#### Exercise aim:
In the entries below, identify every line with the string "Royal" and copy it.

_____

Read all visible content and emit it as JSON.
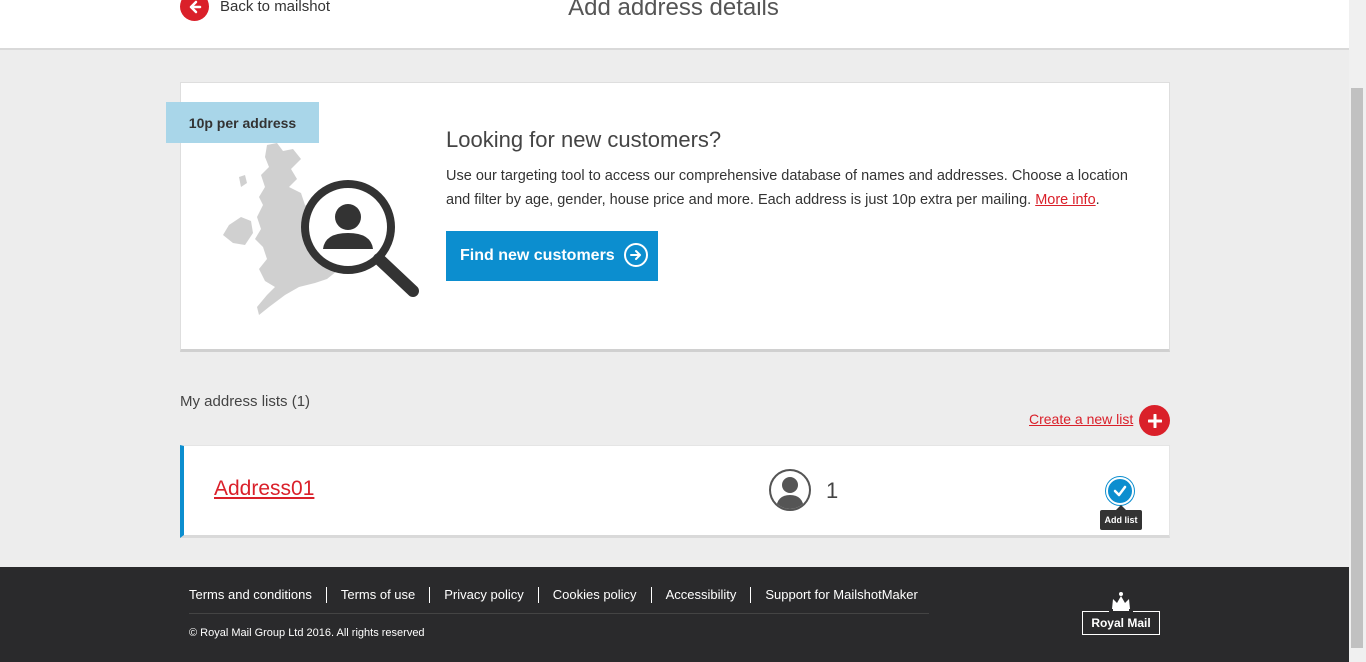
{
  "header": {
    "back_label": "Back to mailshot",
    "title": "Add address details"
  },
  "promo": {
    "price_tag": "10p per address",
    "heading": "Looking for new customers?",
    "text": "Use our targeting tool to access our comprehensive database of names and addresses. Choose a location and filter by age, gender, house price and more. Each address is just 10p extra per mailing.",
    "more_info_label": "More info",
    "button_label": "Find new customers"
  },
  "lists": {
    "heading": "My address lists (1)",
    "create_label": "Create a new list",
    "items": [
      {
        "name": "Address01",
        "count": "1",
        "tooltip": "Add list"
      }
    ]
  },
  "footer": {
    "links": [
      "Terms and conditions",
      "Terms of use",
      "Privacy policy",
      "Cookies policy",
      "Accessibility",
      "Support for MailshotMaker"
    ],
    "copyright": "© Royal Mail Group Ltd 2016. All rights reserved",
    "logo_text": "Royal Mail"
  },
  "colors": {
    "brand_red": "#da202a",
    "accent_blue": "#0c8ecf",
    "price_tag_bg": "#a9d6e9",
    "footer_bg": "#2a2a2c"
  }
}
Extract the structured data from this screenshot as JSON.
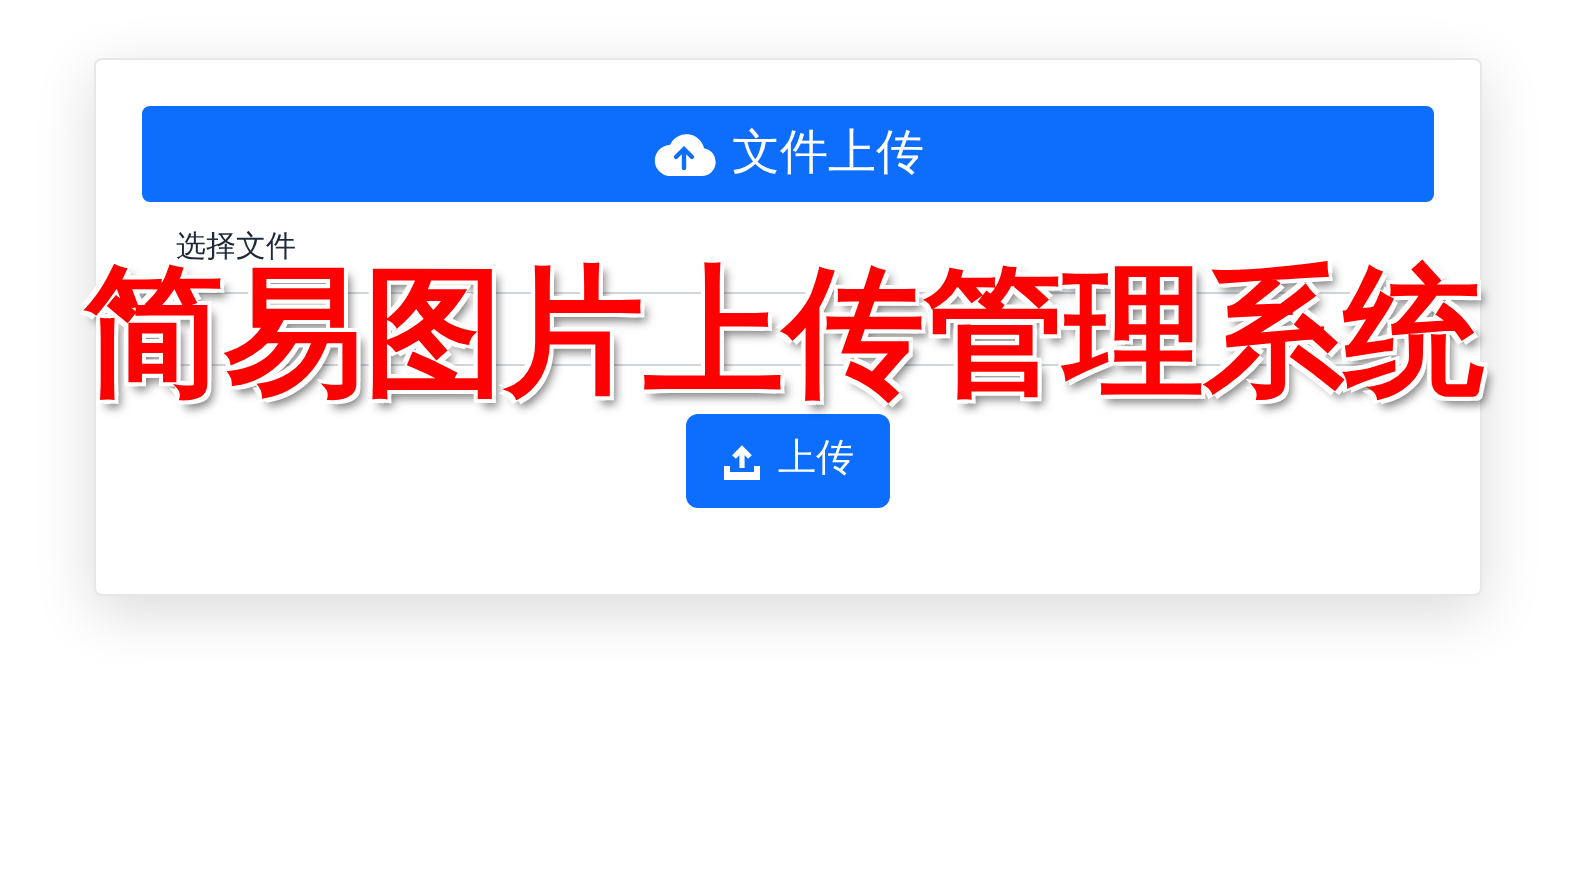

_____

#### Exercise solution:
    "copyright": "© Royal Mail Group Ltd 2016. All rights reserved",
    "logo_text": "Royal Mail"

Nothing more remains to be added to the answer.